Objective: Write every line out verbatim and omit the pictures.

Given information:
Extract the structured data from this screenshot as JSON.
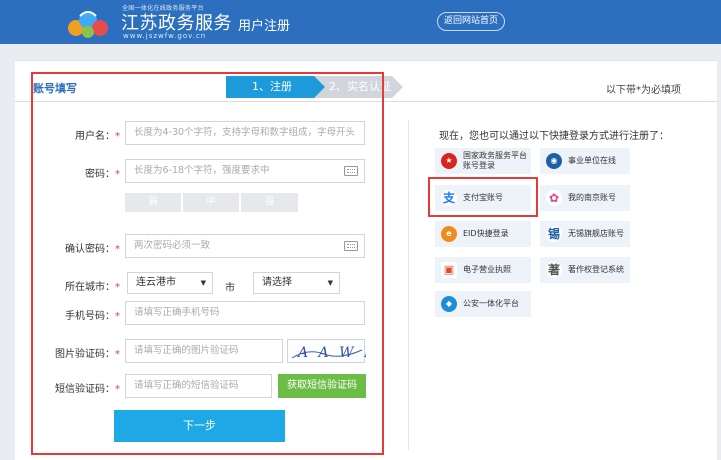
{
  "header": {
    "logo_tagline": "全国一体化在线政务服务平台",
    "logo_name": "江苏政务服务",
    "logo_url": "www.jszwfw.gov.cn",
    "page_title": "用户注册",
    "back_link": "返回网站首页"
  },
  "steps": {
    "section_title": "账号填写",
    "step1": "1、注册",
    "step2": "2、实名认证",
    "required_note": "以下带*为必填项"
  },
  "form": {
    "username": {
      "label": "用户名：",
      "placeholder": "长度为4-30个字符，支持字母和数字组成，字母开头"
    },
    "password": {
      "label": "密码：",
      "placeholder": "长度为6-18个字符，强度要求中"
    },
    "strength": [
      "弱",
      "中",
      "强"
    ],
    "confirm": {
      "label": "确认密码：",
      "placeholder": "两次密码必须一致"
    },
    "city": {
      "label": "所在城市：",
      "city_value": "连云港市",
      "unit": "市",
      "district_value": "请选择"
    },
    "phone": {
      "label": "手机号码：",
      "placeholder": "请填写正确手机号码"
    },
    "image_code": {
      "label": "图片验证码：",
      "placeholder": "请填写正确的图片验证码",
      "captcha_text": "A A W L"
    },
    "sms_code": {
      "label": "短信验证码：",
      "placeholder": "请填写正确的短信验证码",
      "button": "获取短信验证码"
    },
    "required_mark": "*",
    "next_button": "下一步"
  },
  "quick_login": {
    "title": "现在，您也可以通过以下快捷登录方式进行注册了：",
    "items": [
      {
        "label_1": "国家政务服务平台",
        "label_2": "账号登录",
        "icon": "national-emblem-icon",
        "color": "#d9261c"
      },
      {
        "label_1": "事业单位在线",
        "icon": "institution-globe-icon",
        "color": "#1f5fa8"
      },
      {
        "label_1": "支付宝账号",
        "icon": "alipay-icon",
        "color": "#1677ff"
      },
      {
        "label_1": "我的南京账号",
        "icon": "nanjing-flower-icon",
        "color": "#e0468a"
      },
      {
        "label_1": "EID快捷登录",
        "icon": "eid-icon",
        "color": "#f08c1a"
      },
      {
        "label_1": "无锡旗舰店账号",
        "icon": "wuxi-icon",
        "color": "#1f5fa8"
      },
      {
        "label_1": "电子营业执照",
        "icon": "business-license-icon",
        "color": "#e04a2e"
      },
      {
        "label_1": "著作权登记系统",
        "icon": "copyright-icon",
        "color": "#555555"
      },
      {
        "label_1": "公安一体化平台",
        "icon": "police-shield-icon",
        "color": "#1a8fd6"
      }
    ]
  },
  "colors": {
    "header_bg": "#2c6fbe",
    "accent": "#1ea9e6",
    "sms_button": "#6bbd45",
    "highlight": "#e53a3a"
  }
}
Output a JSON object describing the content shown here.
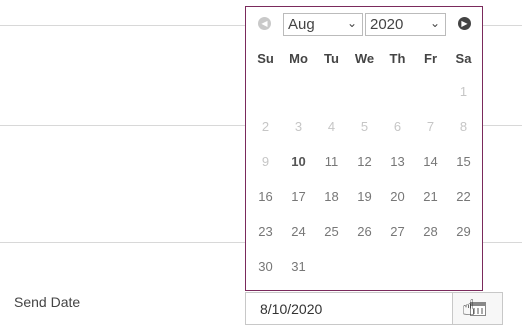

Task response:
Extract the structured data from this screenshot as JSON.
{
  "header": {
    "logo_tagline": "全国一体化在线政务服务平台",
    "logo_name": "江苏政务服务",
    "logo_url": "www.jszwfw.gov.cn",
    "page_title": "用户注册",
    "back_link": "返回网站首页"
  },
  "steps": {
    "section_title": "账号填写",
    "step1": "1、注册",
    "step2": "2、实名认证",
    "required_note": "以下带*为必填项"
  },
  "form": {
    "username": {
      "label": "用户名：",
      "placeholder": "长度为4-30个字符，支持字母和数字组成，字母开头"
    },
    "password": {
      "label": "密码：",
      "placeholder": "长度为6-18个字符，强度要求中"
    },
    "strength": [
      "弱",
      "中",
      "强"
    ],
    "confirm": {
      "label": "确认密码：",
      "placeholder": "两次密码必须一致"
    },
    "city": {
      "label": "所在城市：",
      "city_value": "连云港市",
      "unit": "市",
      "district_value": "请选择"
    },
    "phone": {
      "label": "手机号码：",
      "placeholder": "请填写正确手机号码"
    },
    "image_code": {
      "label": "图片验证码：",
      "placeholder": "请填写正确的图片验证码",
      "captcha_text": "A A W L"
    },
    "sms_code": {
      "label": "短信验证码：",
      "placeholder": "请填写正确的短信验证码",
      "button": "获取短信验证码"
    },
    "required_mark": "*",
    "next_button": "下一步"
  },
  "quick_login": {
    "title": "现在，您也可以通过以下快捷登录方式进行注册了：",
    "items": [
      {
        "label_1": "国家政务服务平台",
        "label_2": "账号登录",
        "icon": "national-emblem-icon",
        "color": "#d9261c"
      },
      {
        "label_1": "事业单位在线",
        "icon": "institution-globe-icon",
        "color": "#1f5fa8"
      },
      {
        "label_1": "支付宝账号",
        "icon": "alipay-icon",
        "color": "#1677ff"
      },
      {
        "label_1": "我的南京账号",
        "icon": "nanjing-flower-icon",
        "color": "#e0468a"
      },
      {
        "label_1": "EID快捷登录",
        "icon": "eid-icon",
        "color": "#f08c1a"
      },
      {
        "label_1": "无锡旗舰店账号",
        "icon": "wuxi-icon",
        "color": "#1f5fa8"
      },
      {
        "label_1": "电子营业执照",
        "icon": "business-license-icon",
        "color": "#e04a2e"
      },
      {
        "label_1": "著作权登记系统",
        "icon": "copyright-icon",
        "color": "#555555"
      },
      {
        "label_1": "公安一体化平台",
        "icon": "police-shield-icon",
        "color": "#1a8fd6"
      }
    ]
  },
  "colors": {
    "header_bg": "#2c6fbe",
    "accent": "#1ea9e6",
    "sms_button": "#6bbd45",
    "highlight": "#e53a3a"
  }
}
Output a JSON object describing the content shown here.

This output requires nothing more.